TASK REQUIREMENTS - Output the full listing word for word.

Rows from a dataset

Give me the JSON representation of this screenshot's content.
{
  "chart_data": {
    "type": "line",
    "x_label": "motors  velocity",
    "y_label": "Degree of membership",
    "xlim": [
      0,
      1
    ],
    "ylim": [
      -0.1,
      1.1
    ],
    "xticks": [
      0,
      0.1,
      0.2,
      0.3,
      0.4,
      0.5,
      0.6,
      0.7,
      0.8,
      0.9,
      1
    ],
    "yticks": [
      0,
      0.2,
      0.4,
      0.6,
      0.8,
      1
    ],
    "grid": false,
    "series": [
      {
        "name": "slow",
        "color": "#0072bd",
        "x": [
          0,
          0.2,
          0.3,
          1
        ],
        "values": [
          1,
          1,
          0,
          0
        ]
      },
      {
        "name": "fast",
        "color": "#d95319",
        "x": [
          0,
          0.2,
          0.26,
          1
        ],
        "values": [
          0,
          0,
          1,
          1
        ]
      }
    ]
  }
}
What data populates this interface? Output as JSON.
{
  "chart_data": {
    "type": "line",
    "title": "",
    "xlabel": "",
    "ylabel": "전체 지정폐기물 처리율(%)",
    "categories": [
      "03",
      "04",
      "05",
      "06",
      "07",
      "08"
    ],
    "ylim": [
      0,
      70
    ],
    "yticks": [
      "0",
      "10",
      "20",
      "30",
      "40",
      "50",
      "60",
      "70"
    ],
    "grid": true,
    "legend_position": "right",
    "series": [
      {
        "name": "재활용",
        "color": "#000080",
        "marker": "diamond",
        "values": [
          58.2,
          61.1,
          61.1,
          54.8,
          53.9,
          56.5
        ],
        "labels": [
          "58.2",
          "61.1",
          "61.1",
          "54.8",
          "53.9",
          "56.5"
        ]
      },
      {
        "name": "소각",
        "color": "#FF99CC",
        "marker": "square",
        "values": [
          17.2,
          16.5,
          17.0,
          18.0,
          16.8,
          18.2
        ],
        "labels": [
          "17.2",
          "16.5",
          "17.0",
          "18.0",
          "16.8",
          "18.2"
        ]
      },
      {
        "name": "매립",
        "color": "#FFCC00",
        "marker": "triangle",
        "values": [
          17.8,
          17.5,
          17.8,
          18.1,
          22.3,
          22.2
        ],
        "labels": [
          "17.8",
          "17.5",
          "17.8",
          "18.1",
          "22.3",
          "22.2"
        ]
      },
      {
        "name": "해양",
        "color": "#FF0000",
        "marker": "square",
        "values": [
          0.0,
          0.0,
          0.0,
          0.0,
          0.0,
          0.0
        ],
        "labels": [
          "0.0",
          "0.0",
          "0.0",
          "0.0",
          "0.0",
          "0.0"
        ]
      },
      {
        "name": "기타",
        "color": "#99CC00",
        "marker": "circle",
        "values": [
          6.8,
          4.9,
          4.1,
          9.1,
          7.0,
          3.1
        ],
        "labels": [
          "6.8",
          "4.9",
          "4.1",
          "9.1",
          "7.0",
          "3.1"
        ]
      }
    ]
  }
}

RESULT BELOW -
Give me the JSON representation of this screenshot's content.
{
  "chart_data": {
    "type": "line",
    "x_label": "motors  velocity",
    "y_label": "Degree of membership",
    "xlim": [
      0,
      1
    ],
    "ylim": [
      -0.1,
      1.1
    ],
    "xticks": [
      0,
      0.1,
      0.2,
      0.3,
      0.4,
      0.5,
      0.6,
      0.7,
      0.8,
      0.9,
      1
    ],
    "yticks": [
      0,
      0.2,
      0.4,
      0.6,
      0.8,
      1
    ],
    "grid": false,
    "series": [
      {
        "name": "slow",
        "color": "#0072bd",
        "x": [
          0,
          0.2,
          0.3,
          1
        ],
        "values": [
          1,
          1,
          0,
          0
        ]
      },
      {
        "name": "fast",
        "color": "#d95319",
        "x": [
          0,
          0.2,
          0.26,
          1
        ],
        "values": [
          0,
          0,
          1,
          1
        ]
      }
    ]
  }
}
What data populates this interface? Output as JSON.
{
  "chart_data": {
    "type": "line",
    "title": "",
    "xlabel": "",
    "ylabel": "전체 지정폐기물 처리율(%)",
    "categories": [
      "03",
      "04",
      "05",
      "06",
      "07",
      "08"
    ],
    "ylim": [
      0,
      70
    ],
    "yticks": [
      "0",
      "10",
      "20",
      "30",
      "40",
      "50",
      "60",
      "70"
    ],
    "grid": true,
    "legend_position": "right",
    "series": [
      {
        "name": "재활용",
        "color": "#000080",
        "marker": "diamond",
        "values": [
          58.2,
          61.1,
          61.1,
          54.8,
          53.9,
          56.5
        ],
        "labels": [
          "58.2",
          "61.1",
          "61.1",
          "54.8",
          "53.9",
          "56.5"
        ]
      },
      {
        "name": "소각",
        "color": "#FF99CC",
        "marker": "square",
        "values": [
          17.2,
          16.5,
          17.0,
          18.0,
          16.8,
          18.2
        ],
        "labels": [
          "17.2",
          "16.5",
          "17.0",
          "18.0",
          "16.8",
          "18.2"
        ]
      },
      {
        "name": "매립",
        "color": "#FFCC00",
        "marker": "triangle",
        "values": [
          17.8,
          17.5,
          17.8,
          18.1,
          22.3,
          22.2
        ],
        "labels": [
          "17.8",
          "17.5",
          "17.8",
          "18.1",
          "22.3",
          "22.2"
        ]
      },
      {
        "name": "해양",
        "color": "#FF0000",
        "marker": "square",
        "values": [
          0.0,
          0.0,
          0.0,
          0.0,
          0.0,
          0.0
        ],
        "labels": [
          "0.0",
          "0.0",
          "0.0",
          "0.0",
          "0.0",
          "0.0"
        ]
      },
      {
        "name": "기타",
        "color": "#99CC00",
        "marker": "circle",
        "values": [
          6.8,
          4.9,
          4.1,
          9.1,
          7.0,
          3.1
        ],
        "labels": [
          "6.8",
          "4.9",
          "4.1",
          "9.1",
          "7.0",
          "3.1"
        ]
      }
    ]
  }
}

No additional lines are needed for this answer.